▸ TASK PROMPT
Calculate how many lines in the following records hold the word "согласны", and report that number without comment.

---------- INFORMATION SUPPLIED

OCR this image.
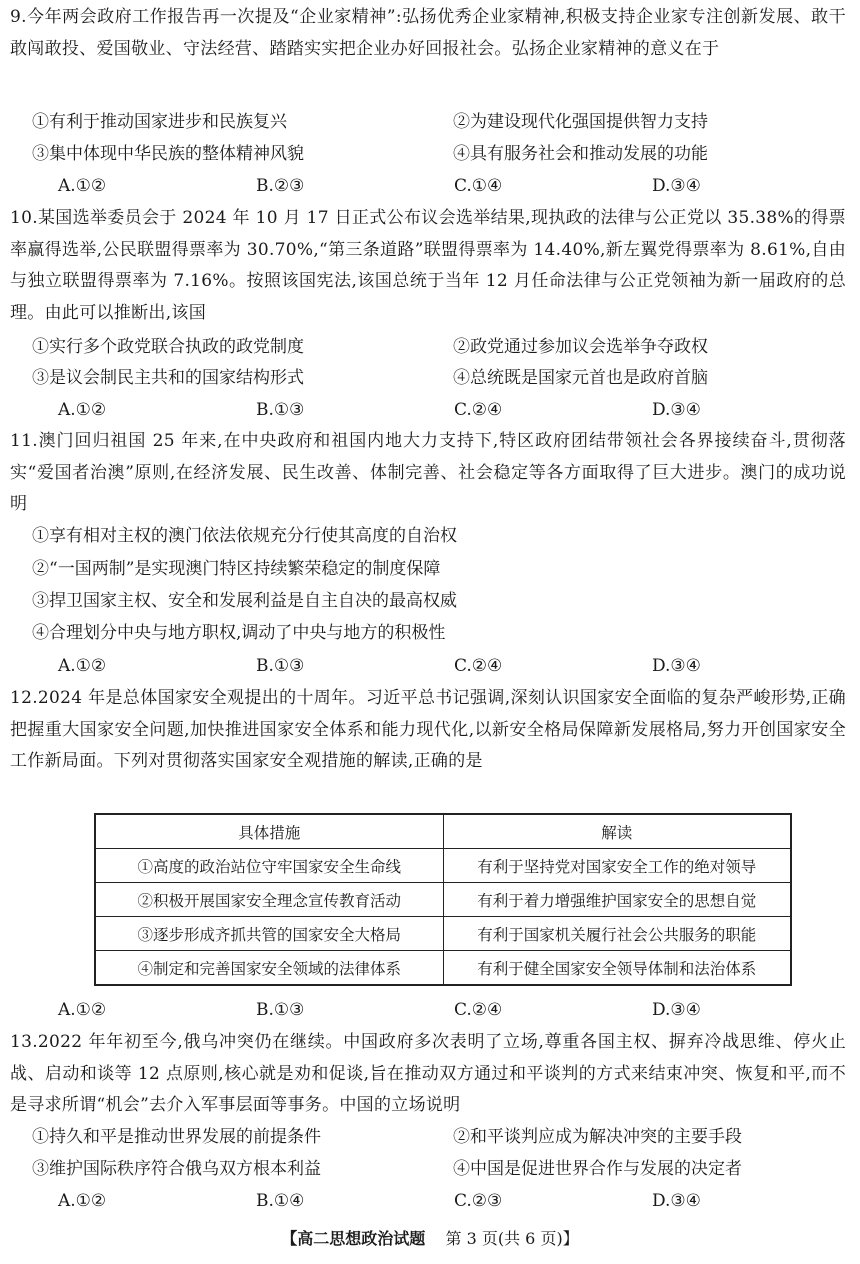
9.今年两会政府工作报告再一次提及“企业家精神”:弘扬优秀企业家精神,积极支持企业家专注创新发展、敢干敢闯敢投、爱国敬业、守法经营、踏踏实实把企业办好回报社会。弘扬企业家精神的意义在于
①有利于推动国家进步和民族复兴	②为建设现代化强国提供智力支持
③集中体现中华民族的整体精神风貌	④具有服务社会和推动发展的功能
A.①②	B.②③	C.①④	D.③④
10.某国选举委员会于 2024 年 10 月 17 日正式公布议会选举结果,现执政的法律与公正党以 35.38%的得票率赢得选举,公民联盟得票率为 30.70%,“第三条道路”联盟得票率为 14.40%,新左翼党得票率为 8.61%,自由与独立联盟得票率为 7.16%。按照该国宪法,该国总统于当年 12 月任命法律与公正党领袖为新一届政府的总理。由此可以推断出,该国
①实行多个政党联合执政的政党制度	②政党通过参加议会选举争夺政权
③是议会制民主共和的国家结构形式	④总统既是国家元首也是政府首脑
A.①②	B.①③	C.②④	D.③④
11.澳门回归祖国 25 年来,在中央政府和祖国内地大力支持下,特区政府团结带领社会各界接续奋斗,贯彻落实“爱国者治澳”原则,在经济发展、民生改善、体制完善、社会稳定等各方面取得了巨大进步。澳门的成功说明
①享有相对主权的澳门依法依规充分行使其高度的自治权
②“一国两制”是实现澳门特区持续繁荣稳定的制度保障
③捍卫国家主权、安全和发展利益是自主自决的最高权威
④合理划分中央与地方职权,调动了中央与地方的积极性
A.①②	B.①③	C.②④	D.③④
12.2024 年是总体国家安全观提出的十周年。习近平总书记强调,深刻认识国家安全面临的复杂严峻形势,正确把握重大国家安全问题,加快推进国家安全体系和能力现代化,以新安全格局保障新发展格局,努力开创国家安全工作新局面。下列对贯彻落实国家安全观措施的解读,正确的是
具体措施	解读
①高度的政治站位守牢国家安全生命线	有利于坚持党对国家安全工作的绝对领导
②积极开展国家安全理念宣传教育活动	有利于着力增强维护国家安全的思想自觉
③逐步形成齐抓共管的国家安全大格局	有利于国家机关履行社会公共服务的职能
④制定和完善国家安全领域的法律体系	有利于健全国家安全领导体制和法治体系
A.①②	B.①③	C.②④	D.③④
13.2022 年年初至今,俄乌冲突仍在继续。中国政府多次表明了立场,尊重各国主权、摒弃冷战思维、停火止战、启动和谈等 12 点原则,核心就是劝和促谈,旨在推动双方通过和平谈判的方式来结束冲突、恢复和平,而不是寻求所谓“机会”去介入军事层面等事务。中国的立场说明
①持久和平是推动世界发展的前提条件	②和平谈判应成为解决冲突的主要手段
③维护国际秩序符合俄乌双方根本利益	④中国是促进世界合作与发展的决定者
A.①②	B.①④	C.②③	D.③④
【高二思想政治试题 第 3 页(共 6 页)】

--------------------
---------- INFORMATION SUPPLIED

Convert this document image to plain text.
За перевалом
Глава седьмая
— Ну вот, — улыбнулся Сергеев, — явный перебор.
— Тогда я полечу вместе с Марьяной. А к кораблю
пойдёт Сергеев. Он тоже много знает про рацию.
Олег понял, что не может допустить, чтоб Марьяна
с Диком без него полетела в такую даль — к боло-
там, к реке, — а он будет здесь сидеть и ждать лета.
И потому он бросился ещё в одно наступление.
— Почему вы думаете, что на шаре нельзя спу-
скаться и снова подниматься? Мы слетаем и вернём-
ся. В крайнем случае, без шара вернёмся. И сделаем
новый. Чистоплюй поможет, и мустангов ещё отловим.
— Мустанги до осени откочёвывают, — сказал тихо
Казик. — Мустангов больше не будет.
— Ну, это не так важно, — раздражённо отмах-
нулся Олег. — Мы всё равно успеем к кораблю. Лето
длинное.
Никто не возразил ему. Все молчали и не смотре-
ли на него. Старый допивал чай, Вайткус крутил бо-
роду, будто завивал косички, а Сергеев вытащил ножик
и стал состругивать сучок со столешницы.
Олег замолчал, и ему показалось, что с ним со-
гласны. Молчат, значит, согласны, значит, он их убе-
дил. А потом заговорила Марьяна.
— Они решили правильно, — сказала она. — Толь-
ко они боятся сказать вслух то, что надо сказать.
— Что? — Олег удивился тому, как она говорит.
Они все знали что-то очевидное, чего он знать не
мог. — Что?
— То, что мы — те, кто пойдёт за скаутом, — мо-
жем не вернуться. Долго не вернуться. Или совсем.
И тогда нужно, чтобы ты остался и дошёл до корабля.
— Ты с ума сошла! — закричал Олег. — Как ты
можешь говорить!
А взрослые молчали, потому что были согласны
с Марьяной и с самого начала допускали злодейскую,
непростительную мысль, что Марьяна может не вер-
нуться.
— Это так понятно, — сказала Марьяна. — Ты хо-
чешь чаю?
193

--------------------
---------- INFORMATION SUPPLIED

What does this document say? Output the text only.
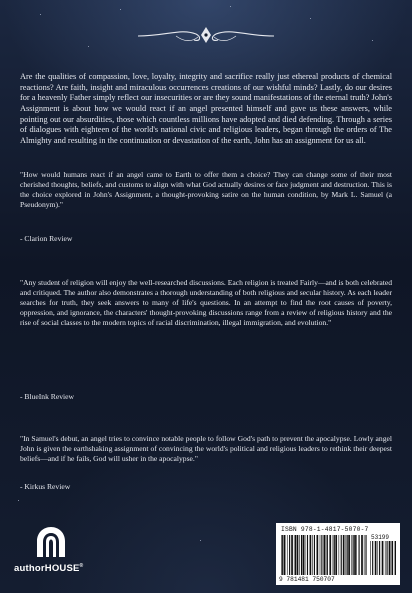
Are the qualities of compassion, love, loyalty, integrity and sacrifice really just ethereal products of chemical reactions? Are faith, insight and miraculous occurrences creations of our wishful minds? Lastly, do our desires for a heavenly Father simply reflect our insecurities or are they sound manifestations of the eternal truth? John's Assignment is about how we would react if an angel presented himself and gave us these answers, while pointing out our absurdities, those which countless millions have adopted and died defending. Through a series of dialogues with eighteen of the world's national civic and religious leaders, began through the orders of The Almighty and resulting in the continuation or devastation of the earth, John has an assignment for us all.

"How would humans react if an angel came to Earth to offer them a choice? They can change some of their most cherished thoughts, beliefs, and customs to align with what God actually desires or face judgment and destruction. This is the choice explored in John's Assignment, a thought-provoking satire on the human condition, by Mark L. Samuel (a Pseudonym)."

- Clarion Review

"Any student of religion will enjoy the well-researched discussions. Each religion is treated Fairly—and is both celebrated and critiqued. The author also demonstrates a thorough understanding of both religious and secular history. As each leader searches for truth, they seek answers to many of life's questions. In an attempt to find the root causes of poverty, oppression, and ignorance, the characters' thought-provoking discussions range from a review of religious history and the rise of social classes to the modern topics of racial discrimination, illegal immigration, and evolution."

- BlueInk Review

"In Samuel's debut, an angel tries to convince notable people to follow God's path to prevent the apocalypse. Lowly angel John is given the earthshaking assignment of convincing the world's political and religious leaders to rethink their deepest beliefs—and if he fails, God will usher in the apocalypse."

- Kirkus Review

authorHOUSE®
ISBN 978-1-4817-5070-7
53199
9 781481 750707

--------------------

▸ EXERCISE SOLUTION
2